* start Material for this exercise *
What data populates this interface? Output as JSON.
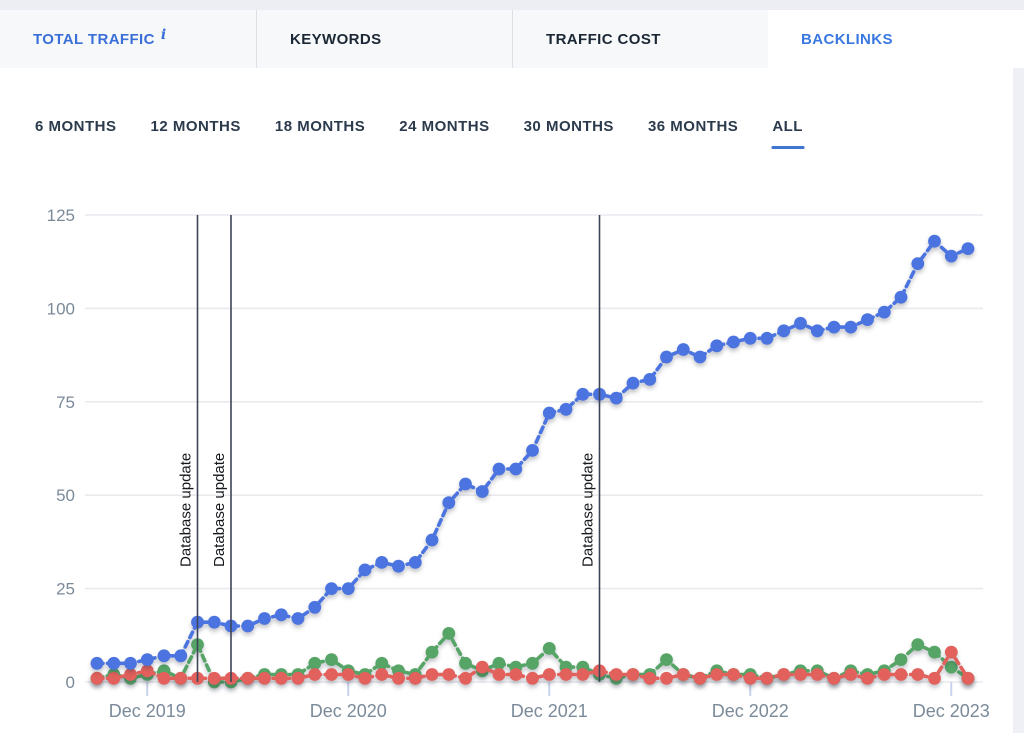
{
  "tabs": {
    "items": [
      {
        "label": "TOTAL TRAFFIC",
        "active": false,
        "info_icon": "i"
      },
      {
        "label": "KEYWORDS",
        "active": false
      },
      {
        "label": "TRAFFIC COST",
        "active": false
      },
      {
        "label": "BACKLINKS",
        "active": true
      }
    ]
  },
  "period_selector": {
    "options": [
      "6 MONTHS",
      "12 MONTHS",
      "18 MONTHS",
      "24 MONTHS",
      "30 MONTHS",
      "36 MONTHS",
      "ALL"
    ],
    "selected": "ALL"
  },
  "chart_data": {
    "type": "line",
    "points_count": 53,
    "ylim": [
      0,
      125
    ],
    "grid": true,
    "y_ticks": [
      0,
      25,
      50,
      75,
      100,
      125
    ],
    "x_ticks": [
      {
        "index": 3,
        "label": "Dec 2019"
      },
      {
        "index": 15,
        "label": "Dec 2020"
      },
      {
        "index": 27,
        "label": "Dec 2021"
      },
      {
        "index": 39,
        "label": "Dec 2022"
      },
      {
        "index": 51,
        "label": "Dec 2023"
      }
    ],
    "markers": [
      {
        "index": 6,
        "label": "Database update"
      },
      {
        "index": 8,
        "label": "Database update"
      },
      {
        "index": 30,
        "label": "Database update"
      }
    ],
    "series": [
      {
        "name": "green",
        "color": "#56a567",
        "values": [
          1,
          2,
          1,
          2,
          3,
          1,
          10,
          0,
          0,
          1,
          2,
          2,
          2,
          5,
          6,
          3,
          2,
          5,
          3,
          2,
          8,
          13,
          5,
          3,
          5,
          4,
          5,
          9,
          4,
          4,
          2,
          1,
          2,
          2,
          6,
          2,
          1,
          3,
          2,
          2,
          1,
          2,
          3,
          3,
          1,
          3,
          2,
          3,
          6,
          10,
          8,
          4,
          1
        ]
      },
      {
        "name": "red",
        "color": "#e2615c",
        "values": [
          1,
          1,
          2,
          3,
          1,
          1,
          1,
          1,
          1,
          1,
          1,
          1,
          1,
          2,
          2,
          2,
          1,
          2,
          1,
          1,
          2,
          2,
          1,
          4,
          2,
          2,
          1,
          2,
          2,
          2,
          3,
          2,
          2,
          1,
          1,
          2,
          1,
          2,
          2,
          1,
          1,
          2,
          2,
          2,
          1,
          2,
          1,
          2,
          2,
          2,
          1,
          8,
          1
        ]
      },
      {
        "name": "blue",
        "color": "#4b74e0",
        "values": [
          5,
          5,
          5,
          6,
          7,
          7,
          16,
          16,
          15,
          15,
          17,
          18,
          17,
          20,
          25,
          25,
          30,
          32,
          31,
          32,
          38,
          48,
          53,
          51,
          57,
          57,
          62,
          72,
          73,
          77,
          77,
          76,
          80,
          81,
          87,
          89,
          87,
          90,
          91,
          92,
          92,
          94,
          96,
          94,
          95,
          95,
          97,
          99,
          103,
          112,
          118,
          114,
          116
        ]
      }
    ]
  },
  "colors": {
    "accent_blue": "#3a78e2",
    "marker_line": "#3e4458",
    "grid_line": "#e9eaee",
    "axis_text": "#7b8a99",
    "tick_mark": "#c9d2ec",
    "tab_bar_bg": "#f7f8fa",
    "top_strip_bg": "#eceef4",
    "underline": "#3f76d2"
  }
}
* end Material for this exercise *
- [What to do]: Copy all the lines of data exactly as they appear, dropping any images.

- [The answer]:
What data populates this interface? Output as JSON.
{
  "tabs": {
    "items": [
      {
        "label": "TOTAL TRAFFIC",
        "active": false,
        "info_icon": "i"
      },
      {
        "label": "KEYWORDS",
        "active": false
      },
      {
        "label": "TRAFFIC COST",
        "active": false
      },
      {
        "label": "BACKLINKS",
        "active": true
      }
    ]
  },
  "period_selector": {
    "options": [
      "6 MONTHS",
      "12 MONTHS",
      "18 MONTHS",
      "24 MONTHS",
      "30 MONTHS",
      "36 MONTHS",
      "ALL"
    ],
    "selected": "ALL"
  },
  "chart_data": {
    "type": "line",
    "points_count": 53,
    "ylim": [
      0,
      125
    ],
    "grid": true,
    "y_ticks": [
      0,
      25,
      50,
      75,
      100,
      125
    ],
    "x_ticks": [
      {
        "index": 3,
        "label": "Dec 2019"
      },
      {
        "index": 15,
        "label": "Dec 2020"
      },
      {
        "index": 27,
        "label": "Dec 2021"
      },
      {
        "index": 39,
        "label": "Dec 2022"
      },
      {
        "index": 51,
        "label": "Dec 2023"
      }
    ],
    "markers": [
      {
        "index": 6,
        "label": "Database update"
      },
      {
        "index": 8,
        "label": "Database update"
      },
      {
        "index": 30,
        "label": "Database update"
      }
    ],
    "series": [
      {
        "name": "green",
        "color": "#56a567",
        "values": [
          1,
          2,
          1,
          2,
          3,
          1,
          10,
          0,
          0,
          1,
          2,
          2,
          2,
          5,
          6,
          3,
          2,
          5,
          3,
          2,
          8,
          13,
          5,
          3,
          5,
          4,
          5,
          9,
          4,
          4,
          2,
          1,
          2,
          2,
          6,
          2,
          1,
          3,
          2,
          2,
          1,
          2,
          3,
          3,
          1,
          3,
          2,
          3,
          6,
          10,
          8,
          4,
          1
        ]
      },
      {
        "name": "red",
        "color": "#e2615c",
        "values": [
          1,
          1,
          2,
          3,
          1,
          1,
          1,
          1,
          1,
          1,
          1,
          1,
          1,
          2,
          2,
          2,
          1,
          2,
          1,
          1,
          2,
          2,
          1,
          4,
          2,
          2,
          1,
          2,
          2,
          2,
          3,
          2,
          2,
          1,
          1,
          2,
          1,
          2,
          2,
          1,
          1,
          2,
          2,
          2,
          1,
          2,
          1,
          2,
          2,
          2,
          1,
          8,
          1
        ]
      },
      {
        "name": "blue",
        "color": "#4b74e0",
        "values": [
          5,
          5,
          5,
          6,
          7,
          7,
          16,
          16,
          15,
          15,
          17,
          18,
          17,
          20,
          25,
          25,
          30,
          32,
          31,
          32,
          38,
          48,
          53,
          51,
          57,
          57,
          62,
          72,
          73,
          77,
          77,
          76,
          80,
          81,
          87,
          89,
          87,
          90,
          91,
          92,
          92,
          94,
          96,
          94,
          95,
          95,
          97,
          99,
          103,
          112,
          118,
          114,
          116
        ]
      }
    ]
  },
  "colors": {
    "accent_blue": "#3a78e2",
    "marker_line": "#3e4458",
    "grid_line": "#e9eaee",
    "axis_text": "#7b8a99",
    "tick_mark": "#c9d2ec",
    "tab_bar_bg": "#f7f8fa",
    "top_strip_bg": "#eceef4",
    "underline": "#3f76d2"
  }
}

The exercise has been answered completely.